→ **What the exercise asks**: Repeat every entry word for word, but leave the images out of your copy.

--- START Material supplied ---

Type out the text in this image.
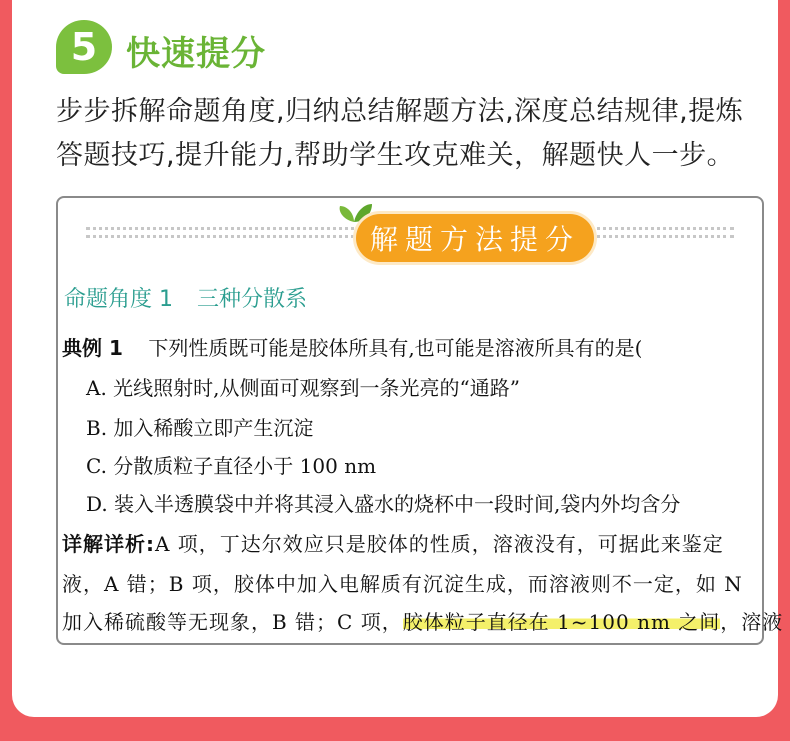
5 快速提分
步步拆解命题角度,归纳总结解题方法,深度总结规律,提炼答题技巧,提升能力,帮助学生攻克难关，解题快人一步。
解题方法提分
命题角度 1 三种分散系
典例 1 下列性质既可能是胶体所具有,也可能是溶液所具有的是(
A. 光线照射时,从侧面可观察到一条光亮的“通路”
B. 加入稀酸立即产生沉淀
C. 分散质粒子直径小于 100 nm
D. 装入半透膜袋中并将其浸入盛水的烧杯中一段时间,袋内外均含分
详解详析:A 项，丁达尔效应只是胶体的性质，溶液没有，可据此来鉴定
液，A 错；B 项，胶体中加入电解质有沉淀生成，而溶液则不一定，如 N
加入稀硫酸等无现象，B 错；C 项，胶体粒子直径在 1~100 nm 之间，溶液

--- END Material supplied ---

→ **Complete response**:
Type out the text in this image.
5 快速提分
步步拆解命题角度,归纳总结解题方法,深度总结规律,提炼答题技巧,提升能力,帮助学生攻克难关，解题快人一步。
解题方法提分
命题角度 1 三种分散系
典例 1 下列性质既可能是胶体所具有,也可能是溶液所具有的是(
A. 光线照射时,从侧面可观察到一条光亮的“通路”
B. 加入稀酸立即产生沉淀
C. 分散质粒子直径小于 100 nm
D. 装入半透膜袋中并将其浸入盛水的烧杯中一段时间,袋内外均含分
详解详析:A 项，丁达尔效应只是胶体的性质，溶液没有，可据此来鉴定
液，A 错；B 项，胶体中加入电解质有沉淀生成，而溶液则不一定，如 N
加入稀硫酸等无现象，B 错；C 项，胶体粒子直径在 1~100 nm 之间，溶液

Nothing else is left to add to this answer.